• WHAT IS ASKED:
Collect every line of the records below that contains the string "colorbar".
============
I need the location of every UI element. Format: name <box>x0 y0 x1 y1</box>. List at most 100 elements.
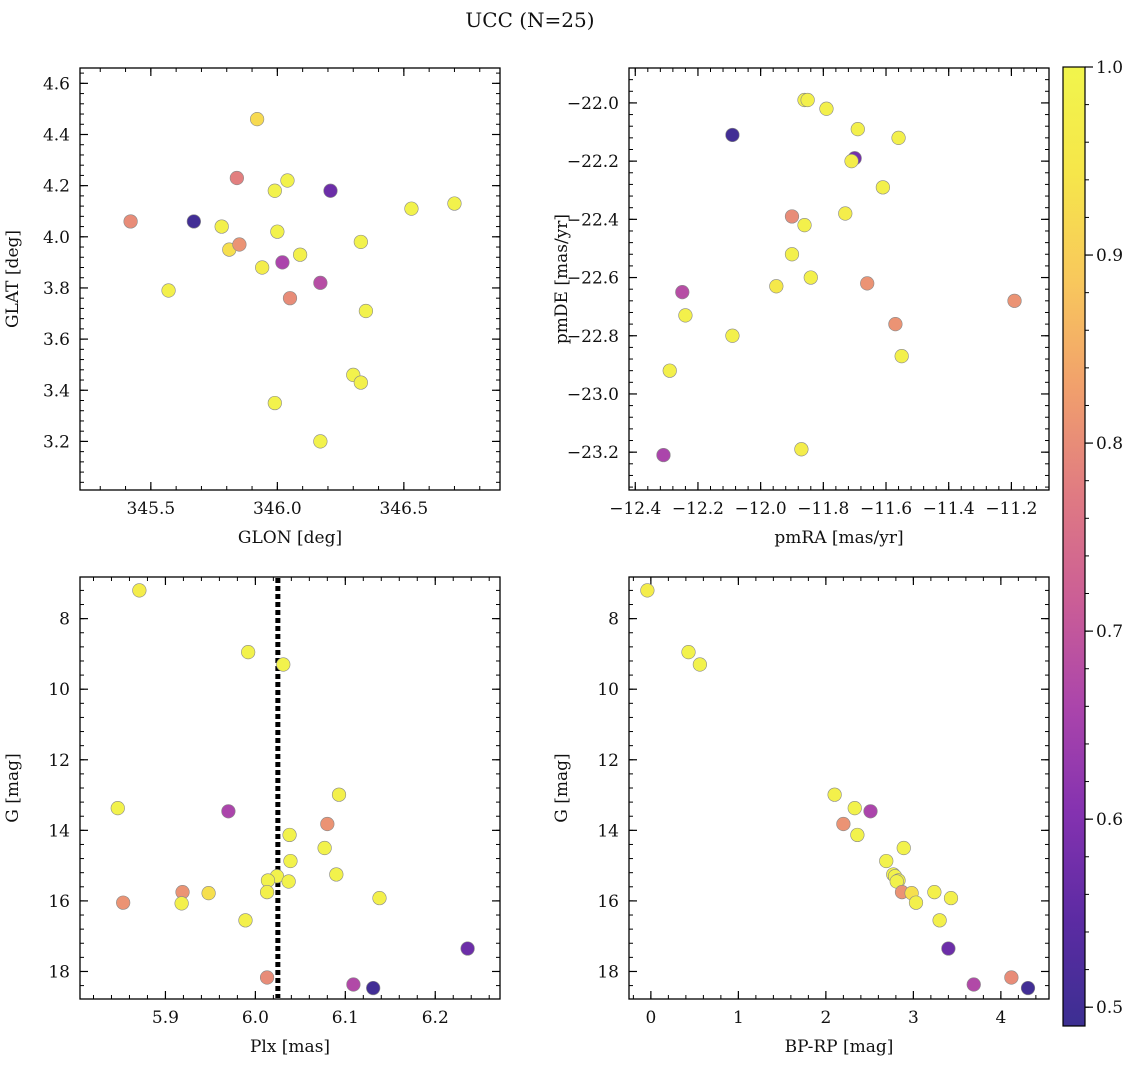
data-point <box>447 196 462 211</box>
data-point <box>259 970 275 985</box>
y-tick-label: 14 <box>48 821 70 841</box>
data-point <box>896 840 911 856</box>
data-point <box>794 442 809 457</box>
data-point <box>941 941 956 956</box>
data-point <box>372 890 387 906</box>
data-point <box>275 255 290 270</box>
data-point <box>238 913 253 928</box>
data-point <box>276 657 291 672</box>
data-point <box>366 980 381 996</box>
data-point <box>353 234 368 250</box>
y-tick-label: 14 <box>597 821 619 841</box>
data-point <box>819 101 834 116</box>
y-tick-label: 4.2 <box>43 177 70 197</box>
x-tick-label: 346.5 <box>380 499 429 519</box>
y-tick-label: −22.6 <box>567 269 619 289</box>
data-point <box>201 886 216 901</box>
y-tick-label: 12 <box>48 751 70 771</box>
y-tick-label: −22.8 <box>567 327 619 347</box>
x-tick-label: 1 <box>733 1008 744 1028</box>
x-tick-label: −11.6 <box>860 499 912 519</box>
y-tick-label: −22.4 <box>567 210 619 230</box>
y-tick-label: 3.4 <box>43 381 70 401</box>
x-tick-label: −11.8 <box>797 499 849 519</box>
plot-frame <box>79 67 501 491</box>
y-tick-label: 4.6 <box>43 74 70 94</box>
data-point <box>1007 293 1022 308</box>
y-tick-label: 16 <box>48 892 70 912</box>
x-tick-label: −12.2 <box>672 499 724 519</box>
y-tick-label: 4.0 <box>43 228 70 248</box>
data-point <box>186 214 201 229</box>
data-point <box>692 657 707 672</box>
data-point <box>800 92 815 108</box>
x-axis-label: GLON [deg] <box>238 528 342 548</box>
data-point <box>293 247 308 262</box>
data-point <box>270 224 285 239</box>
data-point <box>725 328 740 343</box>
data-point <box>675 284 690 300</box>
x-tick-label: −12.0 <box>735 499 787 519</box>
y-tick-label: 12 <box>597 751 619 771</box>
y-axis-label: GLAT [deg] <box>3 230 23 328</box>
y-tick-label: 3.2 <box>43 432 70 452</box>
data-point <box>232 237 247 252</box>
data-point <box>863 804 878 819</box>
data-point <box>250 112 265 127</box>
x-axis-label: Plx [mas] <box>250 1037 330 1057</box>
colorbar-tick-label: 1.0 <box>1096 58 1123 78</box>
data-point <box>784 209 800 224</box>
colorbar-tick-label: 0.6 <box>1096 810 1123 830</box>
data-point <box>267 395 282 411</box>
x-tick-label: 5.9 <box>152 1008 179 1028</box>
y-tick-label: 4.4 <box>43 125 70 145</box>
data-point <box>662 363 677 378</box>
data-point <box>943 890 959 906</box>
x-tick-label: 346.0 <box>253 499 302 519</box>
============
• FINISHED EXERCISE:
colorbar-tick-label: 1.0 <box>1096 58 1123 78</box>
colorbar-tick-label: 0.6 <box>1096 810 1123 830</box>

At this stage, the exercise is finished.